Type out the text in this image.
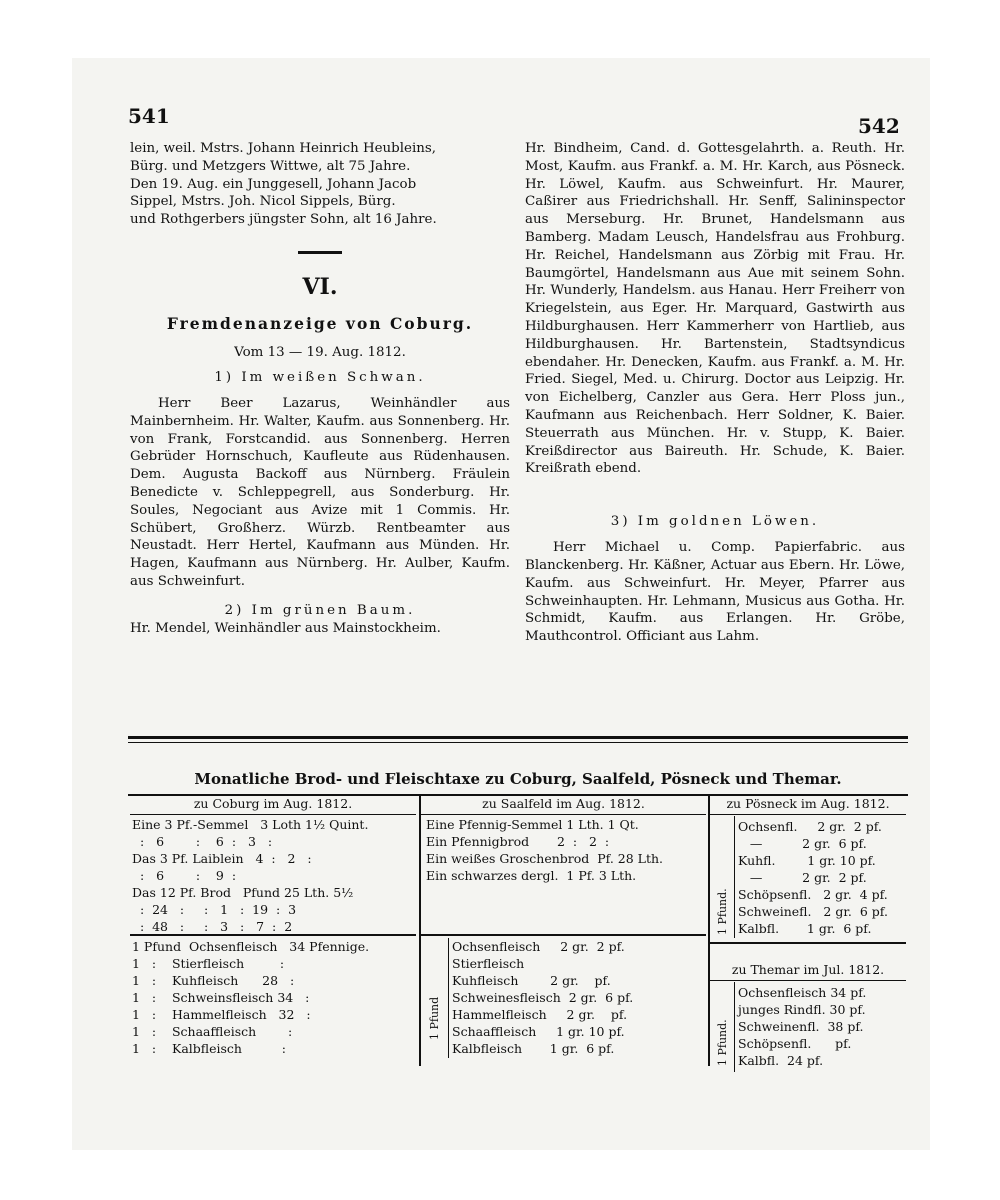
541	542

lein, weil. Mstrs. Johann Heinrich Heubleins,

Bürg. und Metzgers Wittwe, alt 75 Jahre.

Den 19. Aug. ein Junggesell, Johann Jacob

Sippel, Mstrs. Joh. Nicol Sippels, Bürg.

und Rothgerbers jüngster Sohn, alt 16 Jahre.

VI.

Fremdenanzeige von Coburg.

Vom 13 — 19. Aug. 1812.

1) Im weißen Schwan.

Herr Beer Lazarus, Weinhändler aus Mainbernheim. Hr. Walter, Kaufm. aus Sonnenberg. Hr. von Frank, Forstcandid. aus Sonnenberg. Herren Gebrüder Hornschuch, Kaufleute aus Rüdenhausen. Dem. Augusta Backoff aus Nürnberg. Fräulein Benedicte v. Schleppegrell, aus Sonderburg. Hr. Soules, Negociant aus Avize mit 1 Commis. Hr. Schübert, Großherz. Würzb. Rentbeamter aus Neustadt. Herr Hertel, Kaufmann aus Münden. Hr. Hagen, Kaufmann aus Nürnberg. Hr. Aulber, Kaufm. aus Schweinfurt.

2) Im grünen Baum.

Hr. Mendel, Weinhändler aus Mainstockheim.

Hr. Bindheim, Cand. d. Gottesgelahrth. a. Reuth. Hr. Most, Kaufm. aus Frankf. a. M. Hr. Karch, aus Pösneck. Hr. Löwel, Kaufm. aus Schweinfurt. Hr. Maurer, Caßirer aus Friedrichshall. Hr. Senff, Salininspector aus Merseburg. Hr. Brunet, Handelsmann aus Bamberg. Madam Leusch, Handelsfrau aus Frohburg. Hr. Reichel, Handelsmann aus Zörbig mit Frau. Hr. Baumgörtel, Handelsmann aus Aue mit seinem Sohn. Hr. Wunderly, Handelsm. aus Hanau. Herr Freiherr von Kriegelstein, aus Eger. Hr. Marquard, Gastwirth aus Hildburghausen. Herr Kammerherr von Hartlieb, aus Hildburghausen. Hr. Bartenstein, Stadtsyndicus ebendaher. Hr. Denecken, Kaufm. aus Frankf. a. M. Hr. Fried. Siegel, Med. u. Chirurg. Doctor aus Leipzig. Hr. von Eichelberg, Canzler aus Gera. Herr Ploss jun., Kaufmann aus Reichenbach. Herr Soldner, K. Baier. Steuerrath aus München. Hr. v. Stupp, K. Baier. Kreißdirector aus Baireuth. Hr. Schude, K. Baier. Kreißrath ebend.

3) Im goldnen Löwen.

Herr Michael u. Comp. Papierfabric. aus Blanckenberg. Hr. Käßner, Actuar aus Ebern. Hr. Löwe, Kaufm. aus Schweinfurt. Hr. Meyer, Pfarrer aus Schweinhaupten. Hr. Lehmann, Musicus aus Gotha. Hr. Schmidt, Kaufm. aus Erlangen. Hr. Gröbe, Mauthcontrol. Officiant aus Lahm.

Monatliche Brod- und Fleischtaxe zu Coburg, Saalfeld, Pösneck und Themar.
zu Coburg im Aug. 1812.
Eine 3 Pf.-Semmel   3 Loth 1½ Quint.
:   6        :    6  :   3   :
Das 3 Pf. Laiblein   4  :   2   :
:   6        :    9  :
Das 12 Pf. Brod   Pfund 25 Lth. 5½
:  24   :     :   1   :  19  :  3
:  48   :     :   3   :   7  :  2
1 Pfund  Ochsenfleisch   34 Pfennige.
1   :    Stierfleisch         :
1   :    Kuhfleisch      28   :
1   :    Schweinsfleisch 34   :
1   :    Hammelfleisch   32   :
1   :    Schaaffleisch        :
1   :    Kalbfleisch          :
zu Saalfeld im Aug. 1812.
Eine Pfennig-Semmel 1 Lth. 1 Qt.
Ein Pfennigbrod       2  :   2  :
Ein weißes Groschenbrod  Pf. 28 Lth.
Ein schwarzes dergl.  1 Pf. 3 Lth.
1 Pfund
Ochsenfleisch     2 gr.  2 pf.
Stierfleisch
Kuhfleisch        2 gr.    pf.
Schweinesfleisch  2 gr.  6 pf.
Hammelfleisch     2 gr.    pf.
Schaaffleisch     1 gr. 10 pf.
Kalbfleisch       1 gr.  6 pf.
zu Pösneck im Aug. 1812.
1 Pfund.
Ochsenfl.     2 gr.  2 pf.
—          2 gr.  6 pf.
Kuhfl.        1 gr. 10 pf.
—          2 gr.  2 pf.
Schöpsenfl.   2 gr.  4 pf.
Schweinefl.   2 gr.  6 pf.
Kalbfl.       1 gr.  6 pf.
zu Themar im Jul. 1812.
1 Pfund.
Ochsenfleisch 34 pf.
junges Rindfl. 30 pf.
Schweinenfl.  38 pf.
Schöpsenfl.      pf.
Kalbfl.  24 pf.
☆ ☆ ☆ ☆
Directive
Output the material word for word, omitting its pictures.

Response below
Type out the text in this image.
541	542

lein, weil. Mstrs. Johann Heinrich Heubleins,

Bürg. und Metzgers Wittwe, alt 75 Jahre.

Den 19. Aug. ein Junggesell, Johann Jacob

Sippel, Mstrs. Joh. Nicol Sippels, Bürg.

und Rothgerbers jüngster Sohn, alt 16 Jahre.

VI.

Fremdenanzeige von Coburg.

Vom 13 — 19. Aug. 1812.

1) Im weißen Schwan.

Herr Beer Lazarus, Weinhändler aus Mainbernheim. Hr. Walter, Kaufm. aus Sonnenberg. Hr. von Frank, Forstcandid. aus Sonnenberg. Herren Gebrüder Hornschuch, Kaufleute aus Rüdenhausen. Dem. Augusta Backoff aus Nürnberg. Fräulein Benedicte v. Schleppegrell, aus Sonderburg. Hr. Soules, Negociant aus Avize mit 1 Commis. Hr. Schübert, Großherz. Würzb. Rentbeamter aus Neustadt. Herr Hertel, Kaufmann aus Münden. Hr. Hagen, Kaufmann aus Nürnberg. Hr. Aulber, Kaufm. aus Schweinfurt.

2) Im grünen Baum.

Hr. Mendel, Weinhändler aus Mainstockheim.

Hr. Bindheim, Cand. d. Gottesgelahrth. a. Reuth. Hr. Most, Kaufm. aus Frankf. a. M. Hr. Karch, aus Pösneck. Hr. Löwel, Kaufm. aus Schweinfurt. Hr. Maurer, Caßirer aus Friedrichshall. Hr. Senff, Salininspector aus Merseburg. Hr. Brunet, Handelsmann aus Bamberg. Madam Leusch, Handelsfrau aus Frohburg. Hr. Reichel, Handelsmann aus Zörbig mit Frau. Hr. Baumgörtel, Handelsmann aus Aue mit seinem Sohn. Hr. Wunderly, Handelsm. aus Hanau. Herr Freiherr von Kriegelstein, aus Eger. Hr. Marquard, Gastwirth aus Hildburghausen. Herr Kammerherr von Hartlieb, aus Hildburghausen. Hr. Bartenstein, Stadtsyndicus ebendaher. Hr. Denecken, Kaufm. aus Frankf. a. M. Hr. Fried. Siegel, Med. u. Chirurg. Doctor aus Leipzig. Hr. von Eichelberg, Canzler aus Gera. Herr Ploss jun., Kaufmann aus Reichenbach. Herr Soldner, K. Baier. Steuerrath aus München. Hr. v. Stupp, K. Baier. Kreißdirector aus Baireuth. Hr. Schude, K. Baier. Kreißrath ebend.

3) Im goldnen Löwen.

Herr Michael u. Comp. Papierfabric. aus Blanckenberg. Hr. Käßner, Actuar aus Ebern. Hr. Löwe, Kaufm. aus Schweinfurt. Hr. Meyer, Pfarrer aus Schweinhaupten. Hr. Lehmann, Musicus aus Gotha. Hr. Schmidt, Kaufm. aus Erlangen. Hr. Gröbe, Mauthcontrol. Officiant aus Lahm.

Monatliche Brod- und Fleischtaxe zu Coburg, Saalfeld, Pösneck und Themar.
zu Coburg im Aug. 1812.
Eine 3 Pf.-Semmel   3 Loth 1½ Quint.
:   6        :    6  :   3   :
Das 3 Pf. Laiblein   4  :   2   :
:   6        :    9  :
Das 12 Pf. Brod   Pfund 25 Lth. 5½
:  24   :     :   1   :  19  :  3
:  48   :     :   3   :   7  :  2
1 Pfund  Ochsenfleisch   34 Pfennige.
1   :    Stierfleisch         :
1   :    Kuhfleisch      28   :
1   :    Schweinsfleisch 34   :
1   :    Hammelfleisch   32   :
1   :    Schaaffleisch        :
1   :    Kalbfleisch          :
zu Saalfeld im Aug. 1812.
Eine Pfennig-Semmel 1 Lth. 1 Qt.
Ein Pfennigbrod       2  :   2  :
Ein weißes Groschenbrod  Pf. 28 Lth.
Ein schwarzes dergl.  1 Pf. 3 Lth.
1 Pfund
Ochsenfleisch     2 gr.  2 pf.
Stierfleisch
Kuhfleisch        2 gr.    pf.
Schweinesfleisch  2 gr.  6 pf.
Hammelfleisch     2 gr.    pf.
Schaaffleisch     1 gr. 10 pf.
Kalbfleisch       1 gr.  6 pf.
zu Pösneck im Aug. 1812.
1 Pfund.
Ochsenfl.     2 gr.  2 pf.
—          2 gr.  6 pf.
Kuhfl.        1 gr. 10 pf.
—          2 gr.  2 pf.
Schöpsenfl.   2 gr.  4 pf.
Schweinefl.   2 gr.  6 pf.
Kalbfl.       1 gr.  6 pf.
zu Themar im Jul. 1812.
1 Pfund.
Ochsenfleisch 34 pf.
junges Rindfl. 30 pf.
Schweinenfl.  38 pf.
Schöpsenfl.      pf.
Kalbfl.  24 pf.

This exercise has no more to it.